• [REQUIREMENT]
Render every line of the records below as a Markdown table with the columns Row and Entry, numbering the rows in order and skipping blank lines. Leave the pictures out.

begin EXERCISE MATERIAL

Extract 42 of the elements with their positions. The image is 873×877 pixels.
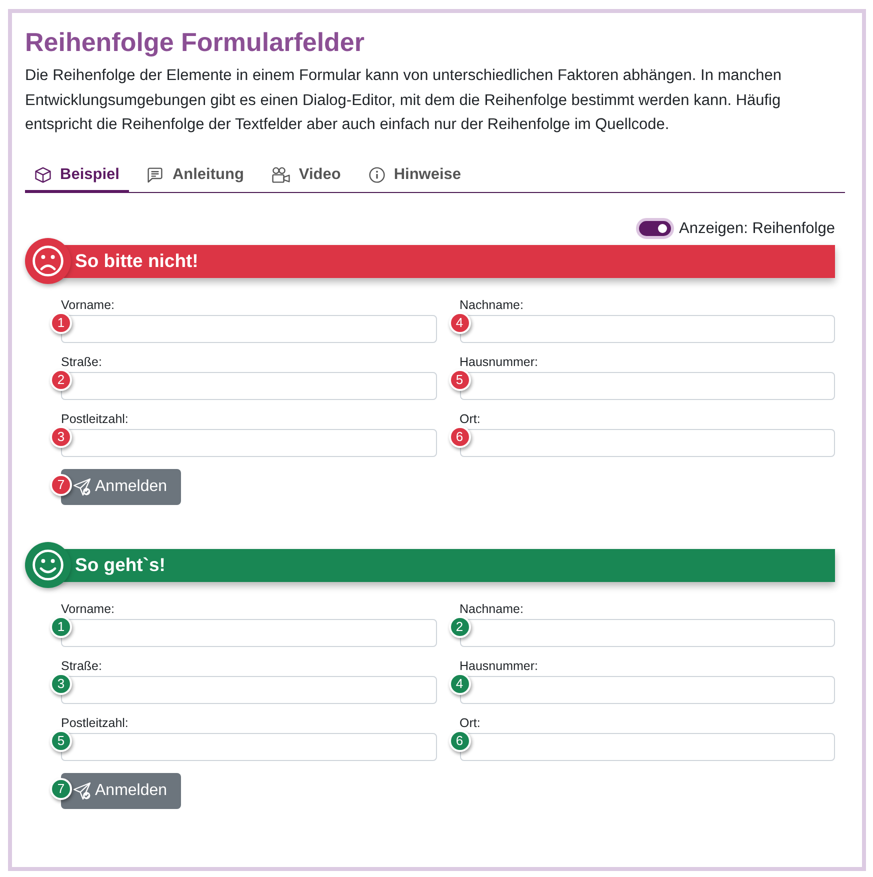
number-badge: 2 (448, 616, 470, 638)
number-badge: 6 (448, 426, 470, 448)
section-title: So geht`s! (75, 554, 166, 576)
page-title: Reihenfolge Formularfelder (25, 27, 366, 58)
field-label: Hausnummer: (460, 658, 538, 672)
field-label: Postleitzahl: (61, 412, 128, 426)
paper-plane-icon (73, 782, 91, 800)
paper-plane-icon (73, 478, 91, 496)
field-label: Ort: (460, 412, 480, 426)
tab[interactable]: Beispiel (25, 160, 130, 192)
tab[interactable]: Video (262, 160, 351, 192)
message-icon (147, 166, 164, 182)
tab[interactable]: Hinweise (358, 160, 472, 192)
field-label: Nachname: (460, 602, 524, 616)
field-label: Straße: (61, 658, 102, 672)
number-badge: 1 (50, 312, 72, 334)
number-badge: 7 (50, 474, 72, 496)
video-camera-icon (272, 166, 290, 182)
intro-text: Die Reihenfolge der Elemente in einem Formular kann von unterschiedlichen Faktoren abhängen. In manchen Entwicklungsumgebungen gibt es einen Dialog-Editor, mit dem die Reihenfolge bestimmt werden kann. Häufig entspricht die Reihenfolge der Textfelder aber auch einfach nur der Reihenfolge im Quellcode. (25, 66, 783, 135)
section-title: So bitte nicht! (75, 250, 198, 272)
number-badge: 5 (50, 730, 72, 752)
field-label: Ort: (460, 716, 480, 730)
number-badge: 2 (50, 368, 72, 390)
number-badge: 7 (50, 778, 72, 800)
info-icon (368, 166, 385, 182)
field-label: Postleitzahl: (61, 716, 128, 730)
number-badge: 4 (448, 312, 470, 334)
number-badge: 1 (50, 616, 72, 638)
field-label: Hausnummer: (460, 354, 538, 368)
toggle-label: Anzeigen: Reihenfolge (679, 218, 835, 238)
field-label: Vorname: (61, 602, 115, 616)
number-badge: 3 (50, 426, 72, 448)
number-badge: 6 (448, 730, 470, 752)
toggle-switch[interactable] (636, 218, 674, 239)
number-badge: 3 (50, 672, 72, 694)
number-badge: 4 (448, 672, 470, 694)
cube-icon (35, 166, 51, 182)
number-badge: 5 (448, 368, 470, 390)
tab[interactable]: Anleitung (137, 160, 254, 192)
field-label: Straße: (61, 354, 102, 368)
field-label: Vorname: (61, 298, 115, 312)
field-label: Nachname: (460, 298, 524, 312)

end EXERCISE MATERIAL

• [COMPLETE OUTPUT]
| Row | Entry |
|---|---|
| 1 | Extract 42 of the elements with their positions. The image is 873×877 pixels. |
| 2 | number-badge: 2 (448, 616, 470, 638) |
| 3 | number-badge: 6 (448, 426, 470, 448) |
| 4 | section-title: So geht`s! (75, 554, 166, 576) |
| 5 | page-title: Reihenfolge Formularfelder (25, 27, 366, 58) |
| 6 | field-label: Hausnummer: (460, 658, 538, 672) |
| 7 | field-label: Postleitzahl: (61, 412, 128, 426) |
| 8 | paper-plane-icon (73, 782, 91, 800) |
| 9 | paper-plane-icon (73, 478, 91, 496) |
| 10 | field-label: Ort: (460, 412, 480, 426) |
| 11 | tab[interactable]: Beispiel (25, 160, 130, 192) |
| 12 | tab[interactable]: Video (262, 160, 351, 192) |
| 13 | message-icon (147, 166, 164, 182) |
| 14 | tab[interactable]: Hinweise (358, 160, 472, 192) |
| 15 | field-label: Nachname: (460, 602, 524, 616) |
| 16 | field-label: Straße: (61, 658, 102, 672) |
| 17 | number-badge: 1 (50, 312, 72, 334) |
| 18 | number-badge: 7 (50, 474, 72, 496) |
| 19 | video-camera-icon (272, 166, 290, 182) |
| 20 | intro-text: Die Reihenfolge der Elemente in einem Formular kann von unterschiedlichen Faktoren abhängen. In manchen Entwicklungsumgebungen gibt es einen Dialog-Editor, mit dem die Reihenfolge bestimmt werden kann. Häufig entspricht die Reihenfolge der Textfelder aber auch einfach nur der Reihenfolge im Quellcode. (25, 66, 783, 135) |
| 21 | section-title: So bitte nicht! (75, 250, 198, 272) |
| 22 | number-badge: 5 (50, 730, 72, 752) |
| 23 | field-label: Ort: (460, 716, 480, 730) |
| 24 | number-badge: 2 (50, 368, 72, 390) |
| 25 | number-badge: 7 (50, 778, 72, 800) |
| 26 | info-icon (368, 166, 385, 182) |
| 27 | field-label: Postleitzahl: (61, 716, 128, 730) |
| 28 | number-badge: 4 (448, 312, 470, 334) |
| 29 | number-badge: 1 (50, 616, 72, 638) |
| 30 | field-label: Hausnummer: (460, 354, 538, 368) |
| 31 | toggle-label: Anzeigen: Reihenfolge (679, 218, 835, 238) |
| 32 | field-label: Vorname: (61, 602, 115, 616) |
| 33 | number-badge: 3 (50, 426, 72, 448) |
| 34 | number-badge: 6 (448, 730, 470, 752) |
| 35 | toggle-switch[interactable] (636, 218, 674, 239) |
| 36 | number-badge: 3 (50, 672, 72, 694) |
| 37 | number-badge: 4 (448, 672, 470, 694) |
| 38 | cube-icon (35, 166, 51, 182) |
| 39 | number-badge: 5 (448, 368, 470, 390) |
| 40 | tab[interactable]: Anleitung (137, 160, 254, 192) |
| 41 | field-label: Straße: (61, 354, 102, 368) |
| 42 | field-label: Vorname: (61, 298, 115, 312) |
| 43 | field-label: Nachname: (460, 298, 524, 312) |